The only way MARTA will ever be successful is that the State take complete control and bust the union. The union has posted on ther website the state is racist. That pretty much sums up the relationship. That won’t be solved by letting go of the purse strings.

Vote NO on T-SPLOST

Cowtipper

April 3rd, 2012
1:20 pm

Ya’ll run the MARTA down to Sonny’s fish pond and we’ll talk about some funds.

The Hammer

April 3rd, 2012
1:23 pm

<>

The State already controls the MARTA Board, but they definitely would have to bust up the union.

Good luck.

As a matter of fact, one of the main reasons MARTA exists today is because, after a failing referendum the first time (’68), the State allowed for collective bargaining, and the union(s) put their money and influence behind the second referendum. The second one (’71) passed due to this extra money, as well as agreeing to build the East-West heavy rail line (initially it was designed to be Bus Rapid Transit, which would have made Atlanta one of the first cities in the world to build such a system).

jms

April 3rd, 2012
1:24 pm

“You want to fund your exurban area with your own tax dollars too? What if every single tax dollar generated from the gas tax stays in Fulton and DeKalb?”

I don’t live in the exurbs but if what you’re asking is do I think that the people who benefit should pay the cost, then yes, that is correct.

DannyX

April 3rd, 2012
1:25 pm

“The only way MARTA will ever be successful is that the State take complete control and bust the union.”

Yes, because we all know how well run the state of Georgia DOT is. NOT!

JohnnyReb

April 3rd, 2012
1:27 pm

The State DOT may be lacking, but compared to Fulton County they are a diamond of excellence!

BW

April 3rd, 2012
1:30 pm

Since this is a conservative blog, I’m guessing the issue is more spending than too little revenue. I guess the basic question here is how deep they should cut. Do you agree that the spending reductions laid out by Dr Scott are actually long overdue? Do you think MARTA is being grossly mismanaged? If so, will allow the state to appoint the board actually do anything to remedy that given the hostility to MARTA from non-Atlantans?

Problem 1 :: According to the comment thread, in what year did the second MARTA referendum pass?
Problem 2 :: Write out the stretch of the comment thread from "The State DOT" through "MARTA from non-Atlantans?", substituting "DeKalb County" for "Fulton County".
Problem 3 :: Decide whether each statement agrees with the comment thread, and answer yes or no with the deciding words quoted from it: (a) The first MARTA referendum, in 1968, failed. (b) The East-West line was initially designed as heavy rail. (c) The commenter jms lives in the exurbs.
The records after this point are separate material with no connection to the comment thread.

Items from a data source:
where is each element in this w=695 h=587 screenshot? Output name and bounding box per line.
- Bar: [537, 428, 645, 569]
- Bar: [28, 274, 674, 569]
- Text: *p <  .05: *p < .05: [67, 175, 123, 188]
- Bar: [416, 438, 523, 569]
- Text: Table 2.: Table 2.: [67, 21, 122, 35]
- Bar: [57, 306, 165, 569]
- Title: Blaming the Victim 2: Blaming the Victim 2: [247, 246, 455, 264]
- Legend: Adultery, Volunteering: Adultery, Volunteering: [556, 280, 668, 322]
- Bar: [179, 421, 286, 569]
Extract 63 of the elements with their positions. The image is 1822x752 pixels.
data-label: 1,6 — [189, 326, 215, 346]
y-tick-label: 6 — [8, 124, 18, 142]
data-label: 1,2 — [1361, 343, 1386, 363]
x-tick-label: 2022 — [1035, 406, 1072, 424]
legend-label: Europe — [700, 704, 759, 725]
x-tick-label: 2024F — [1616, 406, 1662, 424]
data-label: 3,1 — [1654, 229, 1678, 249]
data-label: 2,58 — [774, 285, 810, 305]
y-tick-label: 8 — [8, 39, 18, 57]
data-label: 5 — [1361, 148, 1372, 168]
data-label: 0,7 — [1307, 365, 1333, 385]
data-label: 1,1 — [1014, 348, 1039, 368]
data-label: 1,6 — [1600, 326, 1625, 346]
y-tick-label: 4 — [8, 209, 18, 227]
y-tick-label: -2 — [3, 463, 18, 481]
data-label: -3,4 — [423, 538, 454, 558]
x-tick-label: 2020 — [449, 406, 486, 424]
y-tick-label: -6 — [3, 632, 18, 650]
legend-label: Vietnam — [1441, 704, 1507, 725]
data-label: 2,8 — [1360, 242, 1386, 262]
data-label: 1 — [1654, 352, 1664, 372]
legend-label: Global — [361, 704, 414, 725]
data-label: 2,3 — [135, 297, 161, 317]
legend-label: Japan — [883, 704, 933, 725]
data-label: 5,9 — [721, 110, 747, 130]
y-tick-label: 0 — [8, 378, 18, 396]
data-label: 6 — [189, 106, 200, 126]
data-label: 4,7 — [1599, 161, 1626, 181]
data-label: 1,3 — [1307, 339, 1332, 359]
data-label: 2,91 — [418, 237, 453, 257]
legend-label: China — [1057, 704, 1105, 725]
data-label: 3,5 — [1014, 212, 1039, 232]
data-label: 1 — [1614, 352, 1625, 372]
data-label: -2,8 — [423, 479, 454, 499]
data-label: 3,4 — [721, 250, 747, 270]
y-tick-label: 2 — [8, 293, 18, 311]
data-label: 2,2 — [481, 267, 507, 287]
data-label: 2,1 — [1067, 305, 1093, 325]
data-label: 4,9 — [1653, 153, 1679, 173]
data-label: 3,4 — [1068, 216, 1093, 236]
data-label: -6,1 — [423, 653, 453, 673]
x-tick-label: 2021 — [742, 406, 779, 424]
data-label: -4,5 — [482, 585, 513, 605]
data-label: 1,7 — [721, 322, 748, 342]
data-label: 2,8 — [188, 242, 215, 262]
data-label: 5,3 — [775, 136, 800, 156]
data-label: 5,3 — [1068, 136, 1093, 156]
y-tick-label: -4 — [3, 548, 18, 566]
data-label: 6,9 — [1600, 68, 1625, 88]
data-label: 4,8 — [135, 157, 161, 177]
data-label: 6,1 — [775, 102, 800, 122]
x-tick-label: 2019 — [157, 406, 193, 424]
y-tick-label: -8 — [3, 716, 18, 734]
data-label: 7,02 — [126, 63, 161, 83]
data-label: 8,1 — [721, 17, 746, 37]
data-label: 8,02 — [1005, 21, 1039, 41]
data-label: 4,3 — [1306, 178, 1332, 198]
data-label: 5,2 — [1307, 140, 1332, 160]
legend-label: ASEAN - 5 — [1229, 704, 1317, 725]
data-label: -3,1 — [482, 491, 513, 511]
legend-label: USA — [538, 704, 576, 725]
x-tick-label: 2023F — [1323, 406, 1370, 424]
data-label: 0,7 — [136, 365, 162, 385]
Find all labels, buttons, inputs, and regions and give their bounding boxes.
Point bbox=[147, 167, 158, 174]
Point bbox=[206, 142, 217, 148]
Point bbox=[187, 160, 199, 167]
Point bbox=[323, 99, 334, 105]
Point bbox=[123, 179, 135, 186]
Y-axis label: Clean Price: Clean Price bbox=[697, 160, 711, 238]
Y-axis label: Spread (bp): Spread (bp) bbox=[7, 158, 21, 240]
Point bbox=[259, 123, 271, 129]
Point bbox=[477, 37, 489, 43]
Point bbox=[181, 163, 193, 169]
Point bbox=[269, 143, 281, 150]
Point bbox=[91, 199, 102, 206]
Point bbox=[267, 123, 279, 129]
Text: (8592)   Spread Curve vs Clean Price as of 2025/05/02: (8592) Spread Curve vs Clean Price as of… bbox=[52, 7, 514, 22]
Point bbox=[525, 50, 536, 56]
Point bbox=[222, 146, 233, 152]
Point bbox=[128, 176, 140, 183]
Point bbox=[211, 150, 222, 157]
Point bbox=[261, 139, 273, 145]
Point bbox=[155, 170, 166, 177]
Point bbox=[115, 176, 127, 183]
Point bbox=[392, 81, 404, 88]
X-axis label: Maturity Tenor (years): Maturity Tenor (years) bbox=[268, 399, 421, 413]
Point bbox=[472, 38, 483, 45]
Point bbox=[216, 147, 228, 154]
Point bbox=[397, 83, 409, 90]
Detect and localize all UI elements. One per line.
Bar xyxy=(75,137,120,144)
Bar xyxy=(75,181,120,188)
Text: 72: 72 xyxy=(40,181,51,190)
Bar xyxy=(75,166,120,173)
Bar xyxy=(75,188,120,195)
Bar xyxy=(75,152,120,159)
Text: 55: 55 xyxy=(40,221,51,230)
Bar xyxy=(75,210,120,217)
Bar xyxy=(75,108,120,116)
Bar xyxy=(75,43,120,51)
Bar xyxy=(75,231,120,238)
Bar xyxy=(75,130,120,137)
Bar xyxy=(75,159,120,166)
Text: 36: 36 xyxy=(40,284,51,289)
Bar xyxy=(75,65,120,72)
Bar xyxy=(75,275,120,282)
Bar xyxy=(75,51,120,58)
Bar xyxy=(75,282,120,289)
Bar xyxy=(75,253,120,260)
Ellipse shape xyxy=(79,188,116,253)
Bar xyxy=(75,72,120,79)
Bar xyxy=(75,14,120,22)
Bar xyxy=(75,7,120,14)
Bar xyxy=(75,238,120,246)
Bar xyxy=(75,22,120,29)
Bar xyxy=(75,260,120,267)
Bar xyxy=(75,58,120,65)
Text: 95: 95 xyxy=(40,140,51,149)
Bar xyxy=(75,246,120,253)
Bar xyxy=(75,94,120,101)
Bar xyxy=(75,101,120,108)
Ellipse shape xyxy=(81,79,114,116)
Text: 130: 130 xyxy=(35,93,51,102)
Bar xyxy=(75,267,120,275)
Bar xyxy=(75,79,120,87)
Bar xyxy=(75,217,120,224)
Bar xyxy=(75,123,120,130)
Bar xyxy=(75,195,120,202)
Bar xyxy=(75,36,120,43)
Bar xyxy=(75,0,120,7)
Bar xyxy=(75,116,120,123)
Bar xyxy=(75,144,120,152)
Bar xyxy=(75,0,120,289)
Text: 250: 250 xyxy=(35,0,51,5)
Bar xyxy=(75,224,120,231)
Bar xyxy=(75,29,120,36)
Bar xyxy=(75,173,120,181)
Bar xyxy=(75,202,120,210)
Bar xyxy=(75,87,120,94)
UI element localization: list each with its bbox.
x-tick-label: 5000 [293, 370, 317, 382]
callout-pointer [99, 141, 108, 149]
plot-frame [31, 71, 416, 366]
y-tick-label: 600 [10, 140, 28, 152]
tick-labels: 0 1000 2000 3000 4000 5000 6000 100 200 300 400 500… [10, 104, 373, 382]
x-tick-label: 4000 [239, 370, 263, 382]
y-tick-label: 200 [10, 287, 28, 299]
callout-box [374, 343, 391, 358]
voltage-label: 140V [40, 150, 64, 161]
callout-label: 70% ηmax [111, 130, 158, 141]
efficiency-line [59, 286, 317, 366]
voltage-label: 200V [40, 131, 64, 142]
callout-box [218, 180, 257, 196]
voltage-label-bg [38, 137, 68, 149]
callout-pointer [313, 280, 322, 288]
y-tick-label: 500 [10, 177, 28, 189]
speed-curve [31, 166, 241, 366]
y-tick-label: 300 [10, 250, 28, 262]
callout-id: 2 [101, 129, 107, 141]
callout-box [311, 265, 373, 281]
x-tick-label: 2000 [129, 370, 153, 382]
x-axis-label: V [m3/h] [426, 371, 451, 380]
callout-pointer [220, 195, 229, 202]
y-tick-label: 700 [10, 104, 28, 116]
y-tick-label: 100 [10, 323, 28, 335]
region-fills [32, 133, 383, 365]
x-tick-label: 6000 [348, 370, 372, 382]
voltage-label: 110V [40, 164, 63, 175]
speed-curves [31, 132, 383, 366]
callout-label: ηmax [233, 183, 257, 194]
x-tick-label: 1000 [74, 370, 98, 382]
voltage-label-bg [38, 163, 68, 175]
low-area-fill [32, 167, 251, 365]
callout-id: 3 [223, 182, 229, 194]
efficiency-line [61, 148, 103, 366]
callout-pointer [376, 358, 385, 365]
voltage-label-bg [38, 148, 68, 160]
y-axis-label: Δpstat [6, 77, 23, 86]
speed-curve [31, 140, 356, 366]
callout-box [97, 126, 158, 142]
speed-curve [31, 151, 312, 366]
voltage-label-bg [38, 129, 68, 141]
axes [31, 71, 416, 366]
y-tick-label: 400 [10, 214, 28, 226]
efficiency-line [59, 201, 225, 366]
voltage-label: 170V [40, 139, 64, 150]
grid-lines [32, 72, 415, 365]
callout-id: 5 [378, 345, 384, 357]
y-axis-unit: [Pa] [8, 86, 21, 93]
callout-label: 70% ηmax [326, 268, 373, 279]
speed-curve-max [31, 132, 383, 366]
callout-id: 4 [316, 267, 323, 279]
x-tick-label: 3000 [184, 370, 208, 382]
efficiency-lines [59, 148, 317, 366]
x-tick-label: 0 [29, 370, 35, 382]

Reply 1 :: It passed in ’71.

Reply 2 ::
The State DOT may be lacking, but compared to DeKalb County they are a diamond of excellence!

BW

April 3rd, 2012
1:30 pm

Since this is a conservative blog, I’m guessing the issue is more spending than too little revenue. I guess the basic question here is how deep they should cut. Do you agree that the spending reductions laid out by Dr Scott are actually long overdue? Do you think MARTA is being grossly mismanaged? If so, will allow the state to appoint the board actually do anything to remedy that given the hostility to MARTA from non-Atlantans?

Reply 3 ::
(a) Yes: "after a failing referendum the first time (’68)"
(b) No: "initially it was designed to be Bus Rapid Transit"
(c) No: "I don’t live in the exurbs"